Task description: Extract each line where the string "this" shows up.

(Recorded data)
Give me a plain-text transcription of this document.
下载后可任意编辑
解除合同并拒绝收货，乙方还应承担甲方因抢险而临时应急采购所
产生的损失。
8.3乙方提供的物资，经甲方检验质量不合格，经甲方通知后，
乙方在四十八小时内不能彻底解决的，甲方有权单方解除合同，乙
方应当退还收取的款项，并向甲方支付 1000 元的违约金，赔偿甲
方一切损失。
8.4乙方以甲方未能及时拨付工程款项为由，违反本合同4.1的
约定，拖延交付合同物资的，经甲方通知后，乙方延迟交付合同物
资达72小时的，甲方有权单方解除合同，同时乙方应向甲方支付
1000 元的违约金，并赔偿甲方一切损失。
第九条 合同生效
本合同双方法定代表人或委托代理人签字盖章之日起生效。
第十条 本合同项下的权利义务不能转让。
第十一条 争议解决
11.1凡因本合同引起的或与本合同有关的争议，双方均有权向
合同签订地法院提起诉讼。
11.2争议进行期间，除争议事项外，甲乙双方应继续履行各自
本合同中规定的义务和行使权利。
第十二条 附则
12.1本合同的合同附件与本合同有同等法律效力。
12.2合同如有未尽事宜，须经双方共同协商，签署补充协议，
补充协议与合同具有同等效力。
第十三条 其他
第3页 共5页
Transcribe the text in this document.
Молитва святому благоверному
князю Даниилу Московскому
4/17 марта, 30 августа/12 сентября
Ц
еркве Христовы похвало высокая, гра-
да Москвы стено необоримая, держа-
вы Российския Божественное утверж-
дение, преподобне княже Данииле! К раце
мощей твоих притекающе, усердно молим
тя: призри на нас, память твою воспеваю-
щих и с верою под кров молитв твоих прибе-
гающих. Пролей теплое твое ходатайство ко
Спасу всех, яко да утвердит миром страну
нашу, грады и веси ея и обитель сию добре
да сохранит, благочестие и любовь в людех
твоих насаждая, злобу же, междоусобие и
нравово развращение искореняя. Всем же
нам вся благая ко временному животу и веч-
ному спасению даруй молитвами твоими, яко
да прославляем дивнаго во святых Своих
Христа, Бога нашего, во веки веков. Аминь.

The result:
Give me a plain-text transcription of this document.
Transcribe the text in this document.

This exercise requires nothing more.